### Goal of the exercise
Copy out each line featuring the string "Moving" from the entries beneath.

-- begin Given entries --

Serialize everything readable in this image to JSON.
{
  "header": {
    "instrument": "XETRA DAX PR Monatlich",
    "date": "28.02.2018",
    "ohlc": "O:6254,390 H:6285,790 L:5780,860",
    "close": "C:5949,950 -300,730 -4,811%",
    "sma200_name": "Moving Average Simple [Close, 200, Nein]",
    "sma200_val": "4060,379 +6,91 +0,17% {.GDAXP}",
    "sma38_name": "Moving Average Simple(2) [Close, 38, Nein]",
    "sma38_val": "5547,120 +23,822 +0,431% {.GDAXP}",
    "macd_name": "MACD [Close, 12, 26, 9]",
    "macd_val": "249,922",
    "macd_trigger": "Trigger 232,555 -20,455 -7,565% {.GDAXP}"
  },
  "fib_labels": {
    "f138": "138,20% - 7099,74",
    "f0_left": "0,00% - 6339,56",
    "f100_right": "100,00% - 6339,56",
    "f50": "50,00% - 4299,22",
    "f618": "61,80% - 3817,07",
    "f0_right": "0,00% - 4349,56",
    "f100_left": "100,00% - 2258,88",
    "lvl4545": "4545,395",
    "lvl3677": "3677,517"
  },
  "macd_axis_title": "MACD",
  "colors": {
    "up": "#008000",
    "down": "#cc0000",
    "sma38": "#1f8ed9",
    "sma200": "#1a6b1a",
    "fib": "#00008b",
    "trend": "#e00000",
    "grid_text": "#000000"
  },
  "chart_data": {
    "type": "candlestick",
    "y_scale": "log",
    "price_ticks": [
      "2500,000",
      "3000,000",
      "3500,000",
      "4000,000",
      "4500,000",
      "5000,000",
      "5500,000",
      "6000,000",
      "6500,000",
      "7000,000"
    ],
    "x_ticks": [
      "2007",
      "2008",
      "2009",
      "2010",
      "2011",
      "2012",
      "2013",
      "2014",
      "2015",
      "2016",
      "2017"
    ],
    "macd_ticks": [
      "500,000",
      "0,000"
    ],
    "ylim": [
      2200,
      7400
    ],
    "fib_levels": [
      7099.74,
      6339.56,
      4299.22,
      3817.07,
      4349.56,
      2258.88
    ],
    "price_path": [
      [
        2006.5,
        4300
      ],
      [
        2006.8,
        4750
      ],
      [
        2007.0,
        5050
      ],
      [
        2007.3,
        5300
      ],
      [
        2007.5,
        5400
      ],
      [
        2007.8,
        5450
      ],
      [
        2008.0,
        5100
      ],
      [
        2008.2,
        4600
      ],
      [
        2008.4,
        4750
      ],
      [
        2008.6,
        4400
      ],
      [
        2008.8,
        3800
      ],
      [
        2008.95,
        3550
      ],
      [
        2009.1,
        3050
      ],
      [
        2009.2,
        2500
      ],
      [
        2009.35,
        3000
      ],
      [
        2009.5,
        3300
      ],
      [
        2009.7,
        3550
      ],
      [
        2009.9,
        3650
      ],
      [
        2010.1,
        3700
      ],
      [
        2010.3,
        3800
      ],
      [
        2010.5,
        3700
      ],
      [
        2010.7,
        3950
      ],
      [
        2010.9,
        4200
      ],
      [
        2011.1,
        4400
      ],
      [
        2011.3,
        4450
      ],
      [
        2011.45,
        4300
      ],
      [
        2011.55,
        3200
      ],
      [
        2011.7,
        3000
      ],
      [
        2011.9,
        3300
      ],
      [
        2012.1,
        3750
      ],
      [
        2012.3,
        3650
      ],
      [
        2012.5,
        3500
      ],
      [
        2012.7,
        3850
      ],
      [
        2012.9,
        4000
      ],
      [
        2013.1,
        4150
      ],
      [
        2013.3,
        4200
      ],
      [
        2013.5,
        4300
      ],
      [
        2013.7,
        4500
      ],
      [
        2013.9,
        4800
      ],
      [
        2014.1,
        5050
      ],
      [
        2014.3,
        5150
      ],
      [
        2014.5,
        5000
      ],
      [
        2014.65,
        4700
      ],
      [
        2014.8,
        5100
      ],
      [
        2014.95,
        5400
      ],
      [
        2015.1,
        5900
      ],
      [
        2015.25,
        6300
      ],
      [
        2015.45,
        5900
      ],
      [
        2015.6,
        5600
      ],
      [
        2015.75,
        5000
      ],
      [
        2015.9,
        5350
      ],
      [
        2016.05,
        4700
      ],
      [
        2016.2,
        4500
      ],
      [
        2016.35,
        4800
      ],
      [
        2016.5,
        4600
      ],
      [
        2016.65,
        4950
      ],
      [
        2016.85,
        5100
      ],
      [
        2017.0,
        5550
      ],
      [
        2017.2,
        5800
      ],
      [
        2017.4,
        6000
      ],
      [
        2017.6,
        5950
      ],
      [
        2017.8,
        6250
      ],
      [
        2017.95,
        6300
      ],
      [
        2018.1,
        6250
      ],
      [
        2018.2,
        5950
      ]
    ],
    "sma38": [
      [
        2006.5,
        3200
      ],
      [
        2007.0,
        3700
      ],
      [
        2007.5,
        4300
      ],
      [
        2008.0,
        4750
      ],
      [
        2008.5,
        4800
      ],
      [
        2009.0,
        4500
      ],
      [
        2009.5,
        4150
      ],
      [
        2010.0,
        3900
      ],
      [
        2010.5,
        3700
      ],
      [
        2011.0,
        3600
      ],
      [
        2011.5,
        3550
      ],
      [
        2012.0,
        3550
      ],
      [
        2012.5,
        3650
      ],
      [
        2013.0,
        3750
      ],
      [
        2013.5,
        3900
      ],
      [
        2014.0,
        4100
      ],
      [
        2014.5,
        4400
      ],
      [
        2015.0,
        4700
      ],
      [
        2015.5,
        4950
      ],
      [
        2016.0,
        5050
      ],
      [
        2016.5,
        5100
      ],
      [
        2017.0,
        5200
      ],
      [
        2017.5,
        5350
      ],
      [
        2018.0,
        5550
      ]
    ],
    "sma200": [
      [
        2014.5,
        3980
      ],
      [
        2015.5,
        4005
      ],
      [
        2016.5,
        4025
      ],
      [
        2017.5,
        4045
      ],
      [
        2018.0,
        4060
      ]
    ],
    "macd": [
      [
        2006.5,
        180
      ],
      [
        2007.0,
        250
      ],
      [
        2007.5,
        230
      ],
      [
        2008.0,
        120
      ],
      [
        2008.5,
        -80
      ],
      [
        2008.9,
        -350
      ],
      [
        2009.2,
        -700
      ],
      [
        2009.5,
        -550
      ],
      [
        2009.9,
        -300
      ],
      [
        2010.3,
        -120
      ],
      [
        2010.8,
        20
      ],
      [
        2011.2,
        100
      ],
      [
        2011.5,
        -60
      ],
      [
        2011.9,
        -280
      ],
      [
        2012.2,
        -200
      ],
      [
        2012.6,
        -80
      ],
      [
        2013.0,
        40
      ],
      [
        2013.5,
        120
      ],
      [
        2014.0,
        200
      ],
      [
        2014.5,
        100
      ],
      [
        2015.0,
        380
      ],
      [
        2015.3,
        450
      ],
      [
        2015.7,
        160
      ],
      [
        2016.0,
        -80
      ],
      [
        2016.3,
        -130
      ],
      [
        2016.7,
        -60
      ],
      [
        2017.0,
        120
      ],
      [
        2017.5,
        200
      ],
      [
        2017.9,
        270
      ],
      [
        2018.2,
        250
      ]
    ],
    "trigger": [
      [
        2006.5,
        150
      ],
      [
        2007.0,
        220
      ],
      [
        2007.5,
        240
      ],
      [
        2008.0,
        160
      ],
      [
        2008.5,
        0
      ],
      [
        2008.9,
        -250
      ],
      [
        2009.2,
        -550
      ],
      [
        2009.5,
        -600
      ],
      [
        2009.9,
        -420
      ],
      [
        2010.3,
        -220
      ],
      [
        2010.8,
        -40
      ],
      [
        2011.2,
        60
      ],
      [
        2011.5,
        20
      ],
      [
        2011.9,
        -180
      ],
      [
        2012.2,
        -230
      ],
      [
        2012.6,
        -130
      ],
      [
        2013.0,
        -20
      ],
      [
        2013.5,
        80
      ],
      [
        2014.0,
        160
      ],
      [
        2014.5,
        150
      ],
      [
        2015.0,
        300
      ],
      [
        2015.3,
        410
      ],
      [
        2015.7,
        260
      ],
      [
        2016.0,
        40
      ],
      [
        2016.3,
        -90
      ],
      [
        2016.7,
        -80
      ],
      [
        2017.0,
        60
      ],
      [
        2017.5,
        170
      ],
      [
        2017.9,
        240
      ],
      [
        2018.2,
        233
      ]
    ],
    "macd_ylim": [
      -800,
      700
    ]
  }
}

-- end Given entries --

### Correct response
    "sma200_name": "Moving Average Simple [Close, 200, Nein]",
    "sma38_name": "Moving Average Simple(2) [Close, 38, Nein]",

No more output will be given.